[Part of a data file]
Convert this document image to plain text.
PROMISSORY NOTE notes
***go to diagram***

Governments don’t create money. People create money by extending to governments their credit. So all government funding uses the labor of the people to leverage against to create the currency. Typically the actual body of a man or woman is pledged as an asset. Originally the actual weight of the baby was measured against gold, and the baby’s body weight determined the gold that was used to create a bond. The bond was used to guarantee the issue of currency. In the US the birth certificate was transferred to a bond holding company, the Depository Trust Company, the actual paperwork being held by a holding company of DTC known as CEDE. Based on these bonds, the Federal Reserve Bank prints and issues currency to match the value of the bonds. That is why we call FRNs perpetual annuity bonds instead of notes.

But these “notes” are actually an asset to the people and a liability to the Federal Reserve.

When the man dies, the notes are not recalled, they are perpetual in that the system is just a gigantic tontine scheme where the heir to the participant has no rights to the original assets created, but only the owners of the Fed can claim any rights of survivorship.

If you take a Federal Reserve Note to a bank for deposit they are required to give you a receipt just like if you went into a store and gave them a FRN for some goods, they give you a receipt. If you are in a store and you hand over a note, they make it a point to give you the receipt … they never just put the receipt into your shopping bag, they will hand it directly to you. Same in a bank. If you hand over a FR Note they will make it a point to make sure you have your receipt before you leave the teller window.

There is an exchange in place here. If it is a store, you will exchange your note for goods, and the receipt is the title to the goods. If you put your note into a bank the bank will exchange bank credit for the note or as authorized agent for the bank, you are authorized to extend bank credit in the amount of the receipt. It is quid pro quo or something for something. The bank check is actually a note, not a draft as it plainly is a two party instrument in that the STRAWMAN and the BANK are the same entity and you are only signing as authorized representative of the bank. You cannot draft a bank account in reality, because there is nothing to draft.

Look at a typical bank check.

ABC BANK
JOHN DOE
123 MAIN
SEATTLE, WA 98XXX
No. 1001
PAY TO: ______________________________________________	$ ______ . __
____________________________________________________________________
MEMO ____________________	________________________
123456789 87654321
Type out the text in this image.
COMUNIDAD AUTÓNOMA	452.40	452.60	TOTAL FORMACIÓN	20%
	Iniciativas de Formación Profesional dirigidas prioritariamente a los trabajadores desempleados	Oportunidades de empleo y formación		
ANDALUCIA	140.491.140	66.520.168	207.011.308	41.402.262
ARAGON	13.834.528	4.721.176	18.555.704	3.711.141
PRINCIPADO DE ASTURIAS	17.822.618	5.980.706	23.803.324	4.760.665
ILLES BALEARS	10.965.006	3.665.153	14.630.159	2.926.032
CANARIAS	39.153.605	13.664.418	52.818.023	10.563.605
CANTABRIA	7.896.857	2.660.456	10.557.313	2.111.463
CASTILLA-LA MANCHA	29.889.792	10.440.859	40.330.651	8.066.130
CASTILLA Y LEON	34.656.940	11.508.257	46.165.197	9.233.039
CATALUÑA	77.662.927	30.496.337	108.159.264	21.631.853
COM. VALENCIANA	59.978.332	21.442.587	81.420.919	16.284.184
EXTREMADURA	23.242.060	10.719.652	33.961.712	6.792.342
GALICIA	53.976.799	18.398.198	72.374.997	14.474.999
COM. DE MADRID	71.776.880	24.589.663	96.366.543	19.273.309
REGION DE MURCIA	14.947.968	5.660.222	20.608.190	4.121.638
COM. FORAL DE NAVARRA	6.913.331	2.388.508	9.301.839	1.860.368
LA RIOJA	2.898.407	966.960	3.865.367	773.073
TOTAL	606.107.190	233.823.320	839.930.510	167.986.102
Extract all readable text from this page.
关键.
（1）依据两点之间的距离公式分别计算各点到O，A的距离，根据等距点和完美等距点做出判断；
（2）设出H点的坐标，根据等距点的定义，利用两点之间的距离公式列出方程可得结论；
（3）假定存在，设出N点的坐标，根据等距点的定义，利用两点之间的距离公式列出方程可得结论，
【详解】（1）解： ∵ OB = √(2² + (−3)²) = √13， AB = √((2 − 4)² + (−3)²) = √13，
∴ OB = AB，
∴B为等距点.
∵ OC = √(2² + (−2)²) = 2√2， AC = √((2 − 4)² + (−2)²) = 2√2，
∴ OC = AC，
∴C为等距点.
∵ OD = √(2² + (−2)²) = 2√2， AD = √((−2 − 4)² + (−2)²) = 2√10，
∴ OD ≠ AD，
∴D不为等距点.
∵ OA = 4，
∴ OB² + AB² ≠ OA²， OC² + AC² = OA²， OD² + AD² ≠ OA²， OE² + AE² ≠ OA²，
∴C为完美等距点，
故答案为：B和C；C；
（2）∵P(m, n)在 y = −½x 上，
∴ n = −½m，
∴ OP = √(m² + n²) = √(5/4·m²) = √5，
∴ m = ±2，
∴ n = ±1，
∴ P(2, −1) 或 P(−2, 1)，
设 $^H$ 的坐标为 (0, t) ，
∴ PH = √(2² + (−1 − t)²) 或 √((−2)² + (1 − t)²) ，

# Problem details
Each line that has the word "text" should be copied.

# Result of this task
Convert this document image to plain text.
Type out the text in this image.
Extract all readable text from this page.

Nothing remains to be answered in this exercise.